- **GIVEN TASK**: Report all lines from the entries below in which "Иэясу" appears.

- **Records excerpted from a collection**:
· · · · ·

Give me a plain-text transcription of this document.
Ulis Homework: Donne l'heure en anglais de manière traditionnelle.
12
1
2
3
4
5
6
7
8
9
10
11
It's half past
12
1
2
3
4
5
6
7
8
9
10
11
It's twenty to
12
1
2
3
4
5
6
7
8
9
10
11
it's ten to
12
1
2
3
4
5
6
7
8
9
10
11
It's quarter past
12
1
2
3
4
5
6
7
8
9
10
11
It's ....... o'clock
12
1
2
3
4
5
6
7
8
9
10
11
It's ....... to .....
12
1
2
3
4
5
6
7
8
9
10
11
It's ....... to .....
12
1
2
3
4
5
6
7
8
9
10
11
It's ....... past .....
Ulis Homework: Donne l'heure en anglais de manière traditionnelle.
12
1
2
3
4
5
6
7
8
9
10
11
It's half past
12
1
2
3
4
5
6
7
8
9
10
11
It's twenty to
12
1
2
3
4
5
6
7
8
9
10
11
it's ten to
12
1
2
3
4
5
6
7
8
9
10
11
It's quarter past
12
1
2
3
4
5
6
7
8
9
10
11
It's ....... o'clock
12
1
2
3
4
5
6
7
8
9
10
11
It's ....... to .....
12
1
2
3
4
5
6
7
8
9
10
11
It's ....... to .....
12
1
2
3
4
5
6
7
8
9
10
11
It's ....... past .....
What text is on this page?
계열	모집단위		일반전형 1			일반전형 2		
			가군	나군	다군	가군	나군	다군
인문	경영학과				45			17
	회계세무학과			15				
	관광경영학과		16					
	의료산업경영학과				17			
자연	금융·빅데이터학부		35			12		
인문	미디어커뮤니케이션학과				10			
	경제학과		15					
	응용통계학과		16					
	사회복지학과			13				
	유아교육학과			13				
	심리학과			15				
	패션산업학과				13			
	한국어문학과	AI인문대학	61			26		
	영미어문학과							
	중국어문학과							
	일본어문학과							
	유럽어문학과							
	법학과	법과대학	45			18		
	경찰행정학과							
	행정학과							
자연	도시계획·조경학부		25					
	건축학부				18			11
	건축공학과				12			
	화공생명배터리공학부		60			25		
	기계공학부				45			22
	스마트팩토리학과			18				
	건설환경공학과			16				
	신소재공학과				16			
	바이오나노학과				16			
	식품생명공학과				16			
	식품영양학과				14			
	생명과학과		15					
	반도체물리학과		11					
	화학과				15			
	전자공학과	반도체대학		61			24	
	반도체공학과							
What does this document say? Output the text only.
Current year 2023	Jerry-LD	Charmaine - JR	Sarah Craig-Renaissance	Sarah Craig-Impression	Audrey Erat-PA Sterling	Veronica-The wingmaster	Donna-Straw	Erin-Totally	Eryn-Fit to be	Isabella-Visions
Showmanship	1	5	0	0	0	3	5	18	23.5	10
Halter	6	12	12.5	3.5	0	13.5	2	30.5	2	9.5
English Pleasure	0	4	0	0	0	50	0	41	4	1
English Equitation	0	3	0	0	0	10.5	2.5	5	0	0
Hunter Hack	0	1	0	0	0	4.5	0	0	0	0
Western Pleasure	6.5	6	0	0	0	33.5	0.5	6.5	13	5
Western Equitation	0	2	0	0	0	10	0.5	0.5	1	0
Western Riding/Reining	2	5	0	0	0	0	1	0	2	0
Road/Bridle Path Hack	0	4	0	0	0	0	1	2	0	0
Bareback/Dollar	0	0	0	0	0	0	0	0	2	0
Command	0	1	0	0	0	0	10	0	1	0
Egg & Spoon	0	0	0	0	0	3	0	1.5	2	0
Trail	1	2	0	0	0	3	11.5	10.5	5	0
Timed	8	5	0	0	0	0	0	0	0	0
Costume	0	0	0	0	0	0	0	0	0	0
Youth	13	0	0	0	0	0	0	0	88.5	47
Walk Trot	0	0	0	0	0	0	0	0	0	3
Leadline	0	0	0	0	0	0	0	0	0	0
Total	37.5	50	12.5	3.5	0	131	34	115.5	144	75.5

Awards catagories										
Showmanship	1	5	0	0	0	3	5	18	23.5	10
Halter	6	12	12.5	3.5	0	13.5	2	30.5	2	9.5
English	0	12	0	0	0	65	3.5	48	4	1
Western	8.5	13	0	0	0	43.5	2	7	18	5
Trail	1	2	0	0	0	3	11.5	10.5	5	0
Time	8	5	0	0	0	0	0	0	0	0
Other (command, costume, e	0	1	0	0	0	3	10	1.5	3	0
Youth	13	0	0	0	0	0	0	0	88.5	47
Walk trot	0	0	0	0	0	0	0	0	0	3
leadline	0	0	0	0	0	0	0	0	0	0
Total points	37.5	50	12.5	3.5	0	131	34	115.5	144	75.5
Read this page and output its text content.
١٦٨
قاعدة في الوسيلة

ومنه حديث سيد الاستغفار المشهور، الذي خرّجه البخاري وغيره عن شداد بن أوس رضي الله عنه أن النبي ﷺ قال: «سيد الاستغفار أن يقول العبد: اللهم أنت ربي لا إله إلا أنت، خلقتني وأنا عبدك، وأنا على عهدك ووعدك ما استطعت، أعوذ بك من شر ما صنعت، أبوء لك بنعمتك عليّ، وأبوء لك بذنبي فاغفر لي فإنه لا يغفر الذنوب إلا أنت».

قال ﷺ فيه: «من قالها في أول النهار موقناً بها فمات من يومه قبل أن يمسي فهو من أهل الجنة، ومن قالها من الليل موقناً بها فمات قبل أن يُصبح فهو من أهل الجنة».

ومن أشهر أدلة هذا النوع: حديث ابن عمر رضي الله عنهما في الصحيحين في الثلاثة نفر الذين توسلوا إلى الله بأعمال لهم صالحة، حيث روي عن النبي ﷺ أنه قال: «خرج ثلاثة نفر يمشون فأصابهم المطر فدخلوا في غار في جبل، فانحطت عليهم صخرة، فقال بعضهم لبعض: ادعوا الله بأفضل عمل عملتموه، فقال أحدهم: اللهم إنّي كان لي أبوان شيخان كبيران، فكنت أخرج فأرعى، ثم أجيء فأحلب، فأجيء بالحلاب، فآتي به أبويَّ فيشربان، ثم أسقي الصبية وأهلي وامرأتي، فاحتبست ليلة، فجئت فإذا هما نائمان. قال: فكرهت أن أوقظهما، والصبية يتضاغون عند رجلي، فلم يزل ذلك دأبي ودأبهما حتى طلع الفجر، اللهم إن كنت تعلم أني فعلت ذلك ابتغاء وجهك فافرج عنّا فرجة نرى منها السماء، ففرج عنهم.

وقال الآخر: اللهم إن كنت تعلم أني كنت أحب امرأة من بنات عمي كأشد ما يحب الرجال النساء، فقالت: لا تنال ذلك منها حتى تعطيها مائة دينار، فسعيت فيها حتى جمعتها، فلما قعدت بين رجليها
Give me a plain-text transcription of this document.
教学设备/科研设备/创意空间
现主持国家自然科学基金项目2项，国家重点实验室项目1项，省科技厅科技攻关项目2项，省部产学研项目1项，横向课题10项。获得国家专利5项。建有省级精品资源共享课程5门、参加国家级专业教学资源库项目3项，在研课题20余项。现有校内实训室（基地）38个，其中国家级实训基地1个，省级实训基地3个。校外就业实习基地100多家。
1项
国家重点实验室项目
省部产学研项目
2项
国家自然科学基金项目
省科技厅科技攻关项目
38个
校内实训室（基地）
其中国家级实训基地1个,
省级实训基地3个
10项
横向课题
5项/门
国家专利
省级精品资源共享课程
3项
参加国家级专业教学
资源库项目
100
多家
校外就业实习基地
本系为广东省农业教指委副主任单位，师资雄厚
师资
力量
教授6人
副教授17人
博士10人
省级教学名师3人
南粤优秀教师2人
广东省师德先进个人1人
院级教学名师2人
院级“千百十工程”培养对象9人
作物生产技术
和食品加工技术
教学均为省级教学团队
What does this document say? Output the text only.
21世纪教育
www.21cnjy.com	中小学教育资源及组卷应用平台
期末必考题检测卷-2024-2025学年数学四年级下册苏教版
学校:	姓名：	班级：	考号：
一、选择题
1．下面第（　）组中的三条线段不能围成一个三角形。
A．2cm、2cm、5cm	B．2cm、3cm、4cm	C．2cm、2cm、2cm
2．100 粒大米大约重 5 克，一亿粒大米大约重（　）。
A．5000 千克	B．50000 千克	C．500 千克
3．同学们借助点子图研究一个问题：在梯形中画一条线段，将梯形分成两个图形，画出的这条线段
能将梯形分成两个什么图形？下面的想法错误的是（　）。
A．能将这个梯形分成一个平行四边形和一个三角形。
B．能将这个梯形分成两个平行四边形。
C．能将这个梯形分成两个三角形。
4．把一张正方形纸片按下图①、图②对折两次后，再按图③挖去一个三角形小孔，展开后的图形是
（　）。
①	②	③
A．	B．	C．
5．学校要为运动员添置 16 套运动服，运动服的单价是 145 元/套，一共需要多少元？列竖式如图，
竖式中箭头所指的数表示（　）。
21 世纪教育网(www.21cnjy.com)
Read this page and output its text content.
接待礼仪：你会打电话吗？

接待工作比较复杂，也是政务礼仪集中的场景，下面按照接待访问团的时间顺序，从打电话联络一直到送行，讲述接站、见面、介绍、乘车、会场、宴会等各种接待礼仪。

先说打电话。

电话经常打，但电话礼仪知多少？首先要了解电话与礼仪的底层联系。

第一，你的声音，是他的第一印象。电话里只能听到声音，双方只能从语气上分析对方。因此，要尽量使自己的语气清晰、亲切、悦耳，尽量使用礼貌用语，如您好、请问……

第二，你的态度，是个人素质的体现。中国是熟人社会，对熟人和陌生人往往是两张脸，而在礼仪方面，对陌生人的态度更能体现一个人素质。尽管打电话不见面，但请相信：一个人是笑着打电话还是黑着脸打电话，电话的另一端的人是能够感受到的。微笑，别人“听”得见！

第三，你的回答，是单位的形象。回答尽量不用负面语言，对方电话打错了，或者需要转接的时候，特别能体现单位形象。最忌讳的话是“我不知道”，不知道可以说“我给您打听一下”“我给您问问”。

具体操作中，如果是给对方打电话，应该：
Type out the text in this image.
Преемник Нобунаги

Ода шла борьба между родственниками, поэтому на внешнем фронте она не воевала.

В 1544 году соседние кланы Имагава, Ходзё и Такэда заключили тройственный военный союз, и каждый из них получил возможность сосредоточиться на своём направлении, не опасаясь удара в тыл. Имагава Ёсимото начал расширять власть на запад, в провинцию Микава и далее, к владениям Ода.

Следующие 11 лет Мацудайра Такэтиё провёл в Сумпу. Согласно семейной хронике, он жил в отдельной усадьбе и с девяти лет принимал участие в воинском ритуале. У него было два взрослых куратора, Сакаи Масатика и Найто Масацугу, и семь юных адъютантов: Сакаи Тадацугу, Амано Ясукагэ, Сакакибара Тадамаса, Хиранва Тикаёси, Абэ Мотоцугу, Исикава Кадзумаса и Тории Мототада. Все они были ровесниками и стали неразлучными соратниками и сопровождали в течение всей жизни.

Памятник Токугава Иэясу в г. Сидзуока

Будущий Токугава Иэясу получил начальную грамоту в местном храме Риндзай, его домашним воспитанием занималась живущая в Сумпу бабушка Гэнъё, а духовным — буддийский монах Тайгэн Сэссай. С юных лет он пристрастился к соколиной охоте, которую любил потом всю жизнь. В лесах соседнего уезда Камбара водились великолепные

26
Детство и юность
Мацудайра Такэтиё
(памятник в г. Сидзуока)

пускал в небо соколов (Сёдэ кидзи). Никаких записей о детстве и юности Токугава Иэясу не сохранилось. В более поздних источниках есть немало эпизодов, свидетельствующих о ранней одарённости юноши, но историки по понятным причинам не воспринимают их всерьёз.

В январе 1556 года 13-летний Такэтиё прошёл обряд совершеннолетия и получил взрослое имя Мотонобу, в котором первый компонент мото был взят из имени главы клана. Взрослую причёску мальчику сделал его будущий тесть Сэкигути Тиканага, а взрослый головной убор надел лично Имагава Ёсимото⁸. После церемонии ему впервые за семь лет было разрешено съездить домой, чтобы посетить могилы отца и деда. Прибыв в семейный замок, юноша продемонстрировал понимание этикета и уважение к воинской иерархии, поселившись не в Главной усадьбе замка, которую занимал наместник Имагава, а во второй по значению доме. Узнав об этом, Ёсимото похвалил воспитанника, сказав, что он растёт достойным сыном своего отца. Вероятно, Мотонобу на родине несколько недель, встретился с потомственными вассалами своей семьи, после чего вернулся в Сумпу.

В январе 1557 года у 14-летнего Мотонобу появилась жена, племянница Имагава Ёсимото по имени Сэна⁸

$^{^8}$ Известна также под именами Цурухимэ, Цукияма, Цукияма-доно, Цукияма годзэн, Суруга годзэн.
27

· · · · ·

- **WORKED ANSWER**:
Памятник Токугава Иэясу в г. Сидзуока
Будущий Токугава Иэясу получил начальную грамоту в местном храме Риндзай, его домашним воспитанием занималась живущая в Сумпу бабушка Гэнъё, а духовным — буддийский монах Тайгэн Сэссай. С юных лет он пристрастился к соколиной охоте, которую любил потом всю жизнь. В лесах соседнего уезда Камбара водились великолепные
пускал в небо соколов (Сёдэ кидзи). Никаких записей о детстве и юности Токугава Иэясу не сохранилось. В более поздних источниках есть немало эпизодов, свидетельствующих о ранней одарённости юноши, но историки по понятным причинам не воспринимают их всерьёз.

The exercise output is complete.